--- Given problem ---
Reproduce the passage of the HtmlAgilityPack forum post between "private void button1_Click(object" and "String tag,ListView CikanSonuc)", inclusive.

--- Excerpted text ---
· · · · ·

HtmlAgilityPack NullReferenceException Error

Question

I'm trying to get text but I'm always getting NullReferenceException error. I'm getting crazy. It worked for a moment but I've started to get this error again. I'll just get post title's.

I've tried to change my XPath. I tried different XPath's.

    private void button1_Click(object sender, EventArgs e)
    {
        listView1.Items.Clear();

        for (int i = 4; i < 9; i++)
        {
            VeriAl(Url: "https://cracked.to/Forum-Combolists?sortby=started&order=desc&datecut=9999&prefix=0", XPath: "//table[@class='tborder clear']//tr[" + i + "]//td[2]//div[1]//span[1]//span[1]//a", tag: "title",CikanSonuc: listView1);
        }
    }

    public void VeriAl (String Url, String XPath, String tag,ListView CikanSonuc)
    {
        try
        {
            url = new Uri(Url);
        }
        catch (UriFormatException)

· · · · ·

(Box coordinate listings)
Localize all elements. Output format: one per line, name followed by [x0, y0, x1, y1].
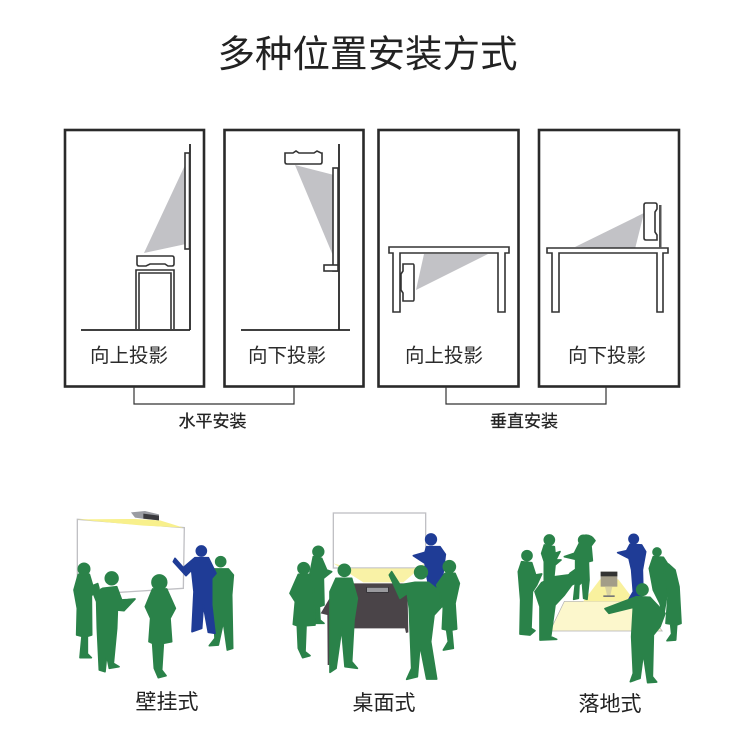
person: left woman — [74, 563, 99, 658]
projector — [131, 511, 159, 520]
projection beam — [416, 254, 488, 290]
bracket: vertical installation — [446, 387, 606, 404]
panel: horizontal downward projection — [224, 130, 364, 386]
light beam — [333, 563, 426, 582]
table — [547, 248, 668, 312]
label: horizontal installation: 水平安装 — [178, 412, 246, 431]
projection screen — [77, 519, 184, 595]
projector — [644, 203, 657, 240]
wall and floor — [241, 144, 350, 330]
person: blue presenter — [618, 534, 646, 599]
table — [321, 583, 408, 665]
bracket: horizontal installation — [134, 387, 294, 404]
wall and floor — [81, 144, 190, 330]
label: wall mount: 壁挂式 — [136, 691, 198, 714]
projection beam — [144, 163, 186, 253]
screen — [659, 205, 662, 248]
person: pointing man front — [605, 584, 665, 683]
person: right man — [649, 548, 668, 617]
label: tabletop mount: 桌面式 — [352, 692, 416, 715]
person: far left man — [518, 551, 542, 635]
scene: wall mount — [74, 511, 233, 678]
projector — [285, 151, 322, 164]
label: 向下投影 — [248, 345, 326, 367]
panel: vertical downward projection — [539, 130, 679, 386]
table — [389, 247, 509, 312]
label: vertical installation: 垂直安装 — [490, 412, 558, 431]
light beam — [583, 579, 635, 601]
person: back woman — [310, 546, 332, 623]
person: left woman — [290, 563, 315, 658]
person: woman with raised arm — [564, 535, 595, 599]
projection beam — [295, 165, 334, 258]
scene: tabletop mount — [290, 513, 459, 679]
projector — [367, 587, 388, 592]
label: 向上投影 — [90, 345, 168, 367]
person: right woman — [663, 564, 681, 641]
screen — [185, 153, 190, 249]
person: left man — [330, 564, 357, 672]
person: back woman — [542, 535, 561, 583]
person: centre woman — [145, 575, 175, 678]
light beam — [77, 519, 183, 528]
title: 多种位置安装方式 — [218, 33, 518, 75]
floor projection area — [550, 601, 662, 631]
label: 向上投影 — [405, 345, 483, 367]
person: pointing man — [389, 566, 442, 679]
panel: vertical upward projection — [378, 130, 518, 386]
person: right man — [209, 557, 233, 650]
panel: horizontal upward projection — [65, 130, 204, 386]
label: 向下投影 — [568, 345, 646, 367]
person: blue presenter — [173, 546, 216, 633]
person: blue presenter — [413, 534, 445, 608]
projector — [601, 572, 617, 597]
person: right woman — [437, 561, 459, 650]
screen — [333, 168, 338, 271]
person: man with notebook — [93, 572, 135, 672]
person: bending man — [535, 570, 581, 640]
scene: floor mount — [518, 534, 681, 683]
label: floor mount: 落地式 — [578, 693, 642, 716]
projector — [401, 264, 414, 301]
wall bracket — [324, 265, 338, 271]
projector — [137, 256, 174, 266]
stand — [136, 270, 174, 329]
projection screen — [333, 513, 426, 568]
projection beam — [575, 213, 644, 249]
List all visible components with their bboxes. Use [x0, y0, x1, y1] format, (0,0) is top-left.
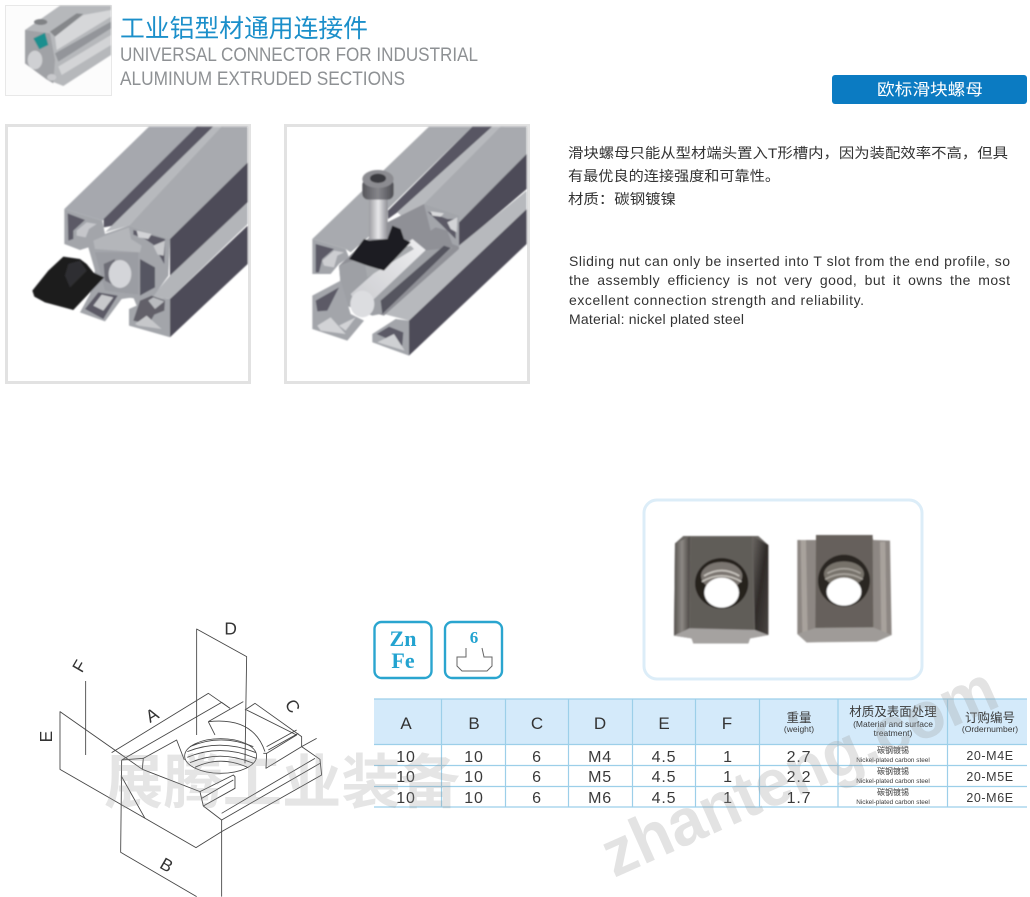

· · · · ·

--- Worked solution ---
private void button1_Click(object sender, EventArgs e)
    {
        listView1.Items.Clear();

        for (int i = 4; i < 9; i++)
        {
            VeriAl(Url: "https://cracked.to/Forum-Combolists?sortby=started&order=desc&datecut=9999&prefix=0", XPath: "//table[@class='tborder clear']//tr[" + i + "]//td[2]//div[1]//span[1]//span[1]//a", tag: "title",CikanSonuc: listView1);
        }
    }

    public void VeriAl (String Url, String XPath, String tag,ListView CikanSonuc)